## Your instructions
Repeat every line exactly, keeping the pictures out of the copy.

## Information given
-------------------------

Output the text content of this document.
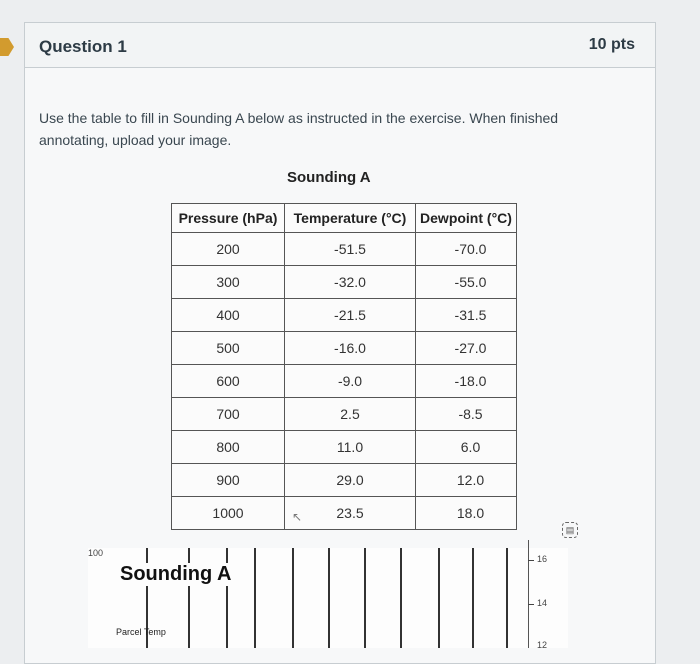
Question 1	10 pts
Use the table to fill in Sounding A below as instructed in the exercise. When finished annotating, upload your image.
Sounding A
Pressure (hPa)	Temperature (°C)	Dewpoint (°C)
200	-51.5	-70.0
300	-32.0	-55.0
400	-21.5	-31.5
500	-16.0	-27.0
600	-9.0	-18.0
700	2.5	-8.5
800	11.0	6.0
900	29.0	12.0
1000	23.5	18.0
↖
▤
16
14
12
100
Sounding A
Parcel Temp
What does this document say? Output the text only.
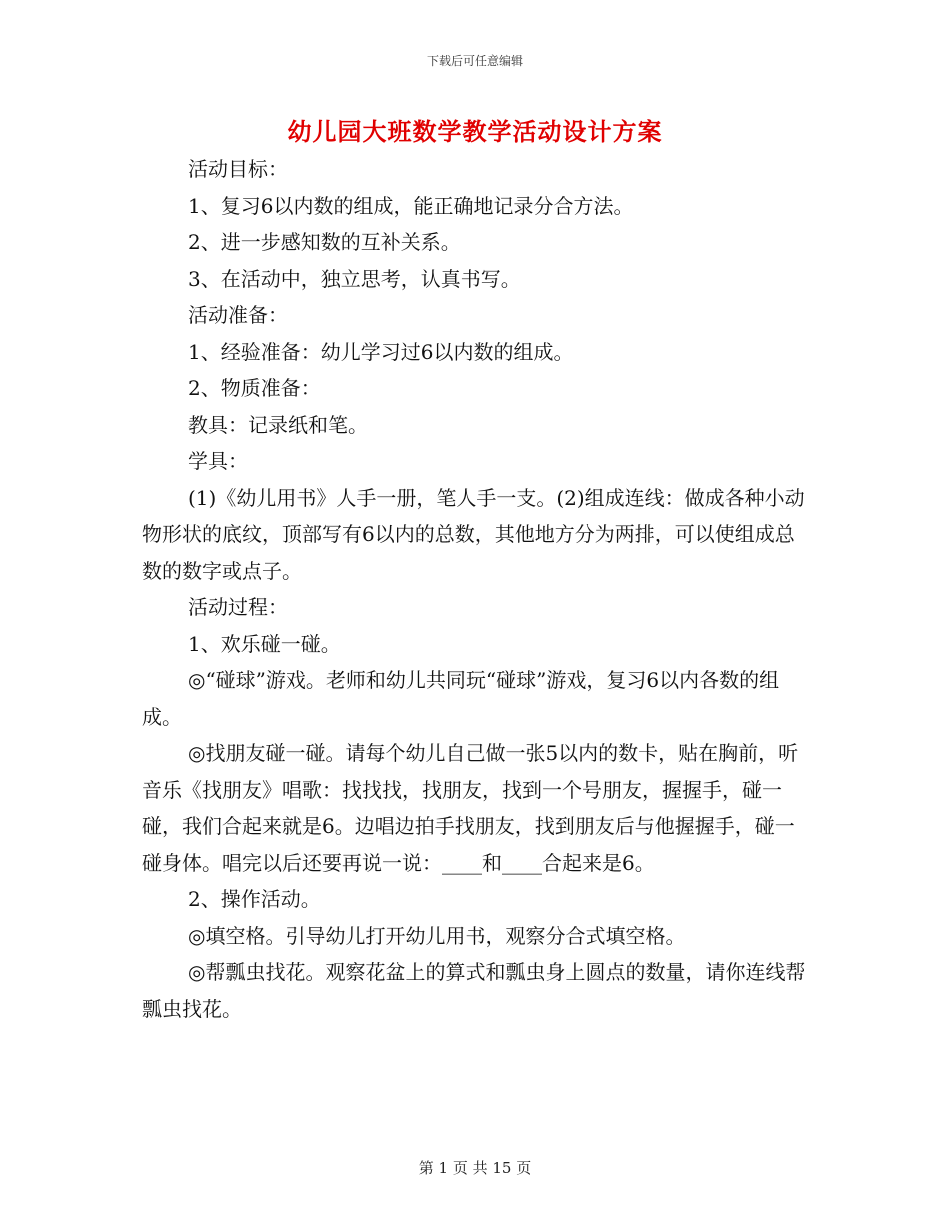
下载后可任意编辑
幼儿园大班数学教学活动设计方案

活动目标：

1、复习6以内数的组成，能正确地记录分合方法。

2、进一步感知数的互补关系。

3、在活动中，独立思考，认真书写。

活动准备：

1、经验准备：幼儿学习过6以内数的组成。

2、物质准备：

教具：记录纸和笔。

学具：

(1)《幼儿用书》人手一册，笔人手一支。(2)组成连线：做成各种小动物形状的底纹，顶部写有6以内的总数，其他地方分为两排，可以使组成总数的数字或点子。

活动过程：

1、欢乐碰一碰。

◎“碰球”游戏。老师和幼儿共同玩“碰球”游戏，复习6以内各数的组成。

◎找朋友碰一碰。请每个幼儿自己做一张5以内的数卡，贴在胸前，听音乐《找朋友》唱歌：找找找，找朋友，找到一个号朋友，握握手，碰一碰，我们合起来就是6。边唱边拍手找朋友，找到朋友后与他握握手，碰一碰身体。唱完以后还要再说一说：____和____合起来是6。

2、操作活动。

◎填空格。引导幼儿打开幼儿用书，观察分合式填空格。

◎帮瓢虫找花。观察花盆上的算式和瓢虫身上圆点的数量，请你连线帮瓢虫找花。

第 1 页 共 15 页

-------------------------

## Exercise response
Output the text content of this document.
Question 1	10 pts
Use the table to fill in Sounding A below as instructed in the exercise. When finished annotating, upload your image.
Sounding A
Pressure (hPa)	Temperature (°C)	Dewpoint (°C)
200	-51.5	-70.0
300	-32.0	-55.0
400	-21.5	-31.5
500	-16.0	-27.0
600	-9.0	-18.0
700	2.5	-8.5
800	11.0	6.0
900	29.0	12.0
1000	23.5	18.0
↖
▤
16
14
12
100
Sounding A
Parcel Temp
What does this document say? Output the text only.
下载后可任意编辑
幼儿园大班数学教学活动设计方案

活动目标：

1、复习6以内数的组成，能正确地记录分合方法。

2、进一步感知数的互补关系。

3、在活动中，独立思考，认真书写。

活动准备：

1、经验准备：幼儿学习过6以内数的组成。

2、物质准备：

教具：记录纸和笔。

学具：

(1)《幼儿用书》人手一册，笔人手一支。(2)组成连线：做成各种小动物形状的底纹，顶部写有6以内的总数，其他地方分为两排，可以使组成总数的数字或点子。

活动过程：

1、欢乐碰一碰。

◎“碰球”游戏。老师和幼儿共同玩“碰球”游戏，复习6以内各数的组成。

◎找朋友碰一碰。请每个幼儿自己做一张5以内的数卡，贴在胸前，听音乐《找朋友》唱歌：找找找，找朋友，找到一个号朋友，握握手，碰一碰，我们合起来就是6。边唱边拍手找朋友，找到朋友后与他握握手，碰一碰身体。唱完以后还要再说一说：____和____合起来是6。

2、操作活动。

◎填空格。引导幼儿打开幼儿用书，观察分合式填空格。

◎帮瓢虫找花。观察花盆上的算式和瓢虫身上圆点的数量，请你连线帮瓢虫找花。

第 1 页 共 15 页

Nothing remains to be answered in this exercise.